In the listing below, locate the lines that hold the string "Oranı". Copy those lines.
------ ITEMS ------
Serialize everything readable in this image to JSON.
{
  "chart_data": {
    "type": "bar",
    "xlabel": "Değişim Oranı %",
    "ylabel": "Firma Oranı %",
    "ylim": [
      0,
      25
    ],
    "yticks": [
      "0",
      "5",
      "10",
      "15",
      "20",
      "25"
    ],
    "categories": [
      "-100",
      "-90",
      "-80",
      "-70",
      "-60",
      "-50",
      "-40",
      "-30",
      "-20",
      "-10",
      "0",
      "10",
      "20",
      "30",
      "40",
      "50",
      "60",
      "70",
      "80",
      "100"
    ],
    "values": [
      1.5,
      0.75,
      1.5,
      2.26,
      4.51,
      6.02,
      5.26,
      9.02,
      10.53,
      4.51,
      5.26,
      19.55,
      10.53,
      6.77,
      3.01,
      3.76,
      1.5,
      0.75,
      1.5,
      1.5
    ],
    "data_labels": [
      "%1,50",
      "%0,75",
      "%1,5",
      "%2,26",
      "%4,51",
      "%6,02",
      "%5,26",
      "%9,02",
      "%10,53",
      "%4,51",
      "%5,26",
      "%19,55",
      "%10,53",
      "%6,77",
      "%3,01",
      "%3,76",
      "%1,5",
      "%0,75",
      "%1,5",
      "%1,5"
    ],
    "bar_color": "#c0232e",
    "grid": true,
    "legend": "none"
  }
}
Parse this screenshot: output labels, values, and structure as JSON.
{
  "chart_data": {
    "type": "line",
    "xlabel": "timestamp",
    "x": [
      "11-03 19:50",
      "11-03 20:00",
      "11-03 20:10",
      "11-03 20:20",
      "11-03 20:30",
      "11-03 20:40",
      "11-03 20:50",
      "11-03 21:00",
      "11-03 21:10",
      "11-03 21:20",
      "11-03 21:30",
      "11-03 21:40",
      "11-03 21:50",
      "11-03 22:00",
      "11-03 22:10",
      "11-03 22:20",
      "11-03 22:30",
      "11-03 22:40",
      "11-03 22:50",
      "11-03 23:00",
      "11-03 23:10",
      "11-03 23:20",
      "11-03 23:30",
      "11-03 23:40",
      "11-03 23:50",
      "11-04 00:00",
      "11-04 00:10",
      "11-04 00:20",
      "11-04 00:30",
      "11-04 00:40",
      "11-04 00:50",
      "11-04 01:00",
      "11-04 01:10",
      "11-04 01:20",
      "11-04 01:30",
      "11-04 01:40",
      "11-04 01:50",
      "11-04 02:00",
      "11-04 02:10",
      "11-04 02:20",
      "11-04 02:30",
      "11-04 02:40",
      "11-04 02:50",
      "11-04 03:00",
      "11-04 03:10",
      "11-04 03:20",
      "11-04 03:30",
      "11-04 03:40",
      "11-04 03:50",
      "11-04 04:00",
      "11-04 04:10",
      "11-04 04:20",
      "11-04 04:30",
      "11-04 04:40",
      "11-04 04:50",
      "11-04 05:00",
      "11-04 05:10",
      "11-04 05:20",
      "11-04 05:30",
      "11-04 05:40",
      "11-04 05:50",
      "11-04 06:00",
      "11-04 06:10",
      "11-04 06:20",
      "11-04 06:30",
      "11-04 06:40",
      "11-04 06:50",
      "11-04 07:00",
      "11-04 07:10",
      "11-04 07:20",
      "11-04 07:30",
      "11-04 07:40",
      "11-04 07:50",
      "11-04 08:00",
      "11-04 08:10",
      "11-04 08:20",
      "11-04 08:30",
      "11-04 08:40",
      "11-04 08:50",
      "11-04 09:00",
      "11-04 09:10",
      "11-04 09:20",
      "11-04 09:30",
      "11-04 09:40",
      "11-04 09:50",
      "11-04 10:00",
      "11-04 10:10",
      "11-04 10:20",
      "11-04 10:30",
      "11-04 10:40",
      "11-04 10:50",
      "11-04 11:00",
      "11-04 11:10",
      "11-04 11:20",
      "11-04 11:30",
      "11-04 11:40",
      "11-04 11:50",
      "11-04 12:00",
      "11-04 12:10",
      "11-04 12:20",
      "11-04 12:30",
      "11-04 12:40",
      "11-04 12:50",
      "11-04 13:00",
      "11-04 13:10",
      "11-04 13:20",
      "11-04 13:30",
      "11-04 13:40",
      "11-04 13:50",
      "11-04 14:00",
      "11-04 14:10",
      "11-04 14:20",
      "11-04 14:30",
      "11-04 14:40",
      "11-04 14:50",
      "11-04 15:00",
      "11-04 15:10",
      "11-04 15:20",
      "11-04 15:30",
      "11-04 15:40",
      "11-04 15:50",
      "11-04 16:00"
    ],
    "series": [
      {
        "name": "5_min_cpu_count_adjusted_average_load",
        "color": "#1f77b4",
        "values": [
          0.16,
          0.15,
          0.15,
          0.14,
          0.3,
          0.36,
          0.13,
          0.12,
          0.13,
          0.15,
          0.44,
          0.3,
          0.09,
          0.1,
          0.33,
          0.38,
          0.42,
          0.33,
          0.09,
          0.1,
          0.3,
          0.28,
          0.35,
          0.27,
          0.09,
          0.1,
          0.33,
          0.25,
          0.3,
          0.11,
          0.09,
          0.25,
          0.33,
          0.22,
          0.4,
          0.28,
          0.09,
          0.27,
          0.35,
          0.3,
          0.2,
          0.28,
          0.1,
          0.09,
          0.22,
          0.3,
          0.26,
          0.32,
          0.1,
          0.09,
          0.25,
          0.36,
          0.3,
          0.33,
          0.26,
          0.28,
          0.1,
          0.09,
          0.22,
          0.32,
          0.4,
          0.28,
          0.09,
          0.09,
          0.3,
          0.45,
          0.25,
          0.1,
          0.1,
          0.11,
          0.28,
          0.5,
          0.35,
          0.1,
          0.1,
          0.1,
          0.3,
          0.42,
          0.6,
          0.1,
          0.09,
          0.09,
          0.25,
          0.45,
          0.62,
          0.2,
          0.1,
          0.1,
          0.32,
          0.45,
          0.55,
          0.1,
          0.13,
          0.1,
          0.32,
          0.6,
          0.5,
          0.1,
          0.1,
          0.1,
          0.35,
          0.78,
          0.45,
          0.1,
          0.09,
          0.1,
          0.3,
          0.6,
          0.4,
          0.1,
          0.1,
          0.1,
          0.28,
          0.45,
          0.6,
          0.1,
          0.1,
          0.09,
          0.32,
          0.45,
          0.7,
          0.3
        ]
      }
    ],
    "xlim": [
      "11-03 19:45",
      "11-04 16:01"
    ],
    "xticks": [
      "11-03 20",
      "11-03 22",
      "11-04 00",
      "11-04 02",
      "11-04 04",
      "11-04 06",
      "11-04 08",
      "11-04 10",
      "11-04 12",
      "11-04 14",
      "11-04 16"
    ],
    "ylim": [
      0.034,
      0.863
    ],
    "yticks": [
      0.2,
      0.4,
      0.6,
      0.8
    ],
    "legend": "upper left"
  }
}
------
**RESPONSE BELOW**:
    "xlabel": "Değişim Oranı %",
    "ylabel": "Firma Oranı %",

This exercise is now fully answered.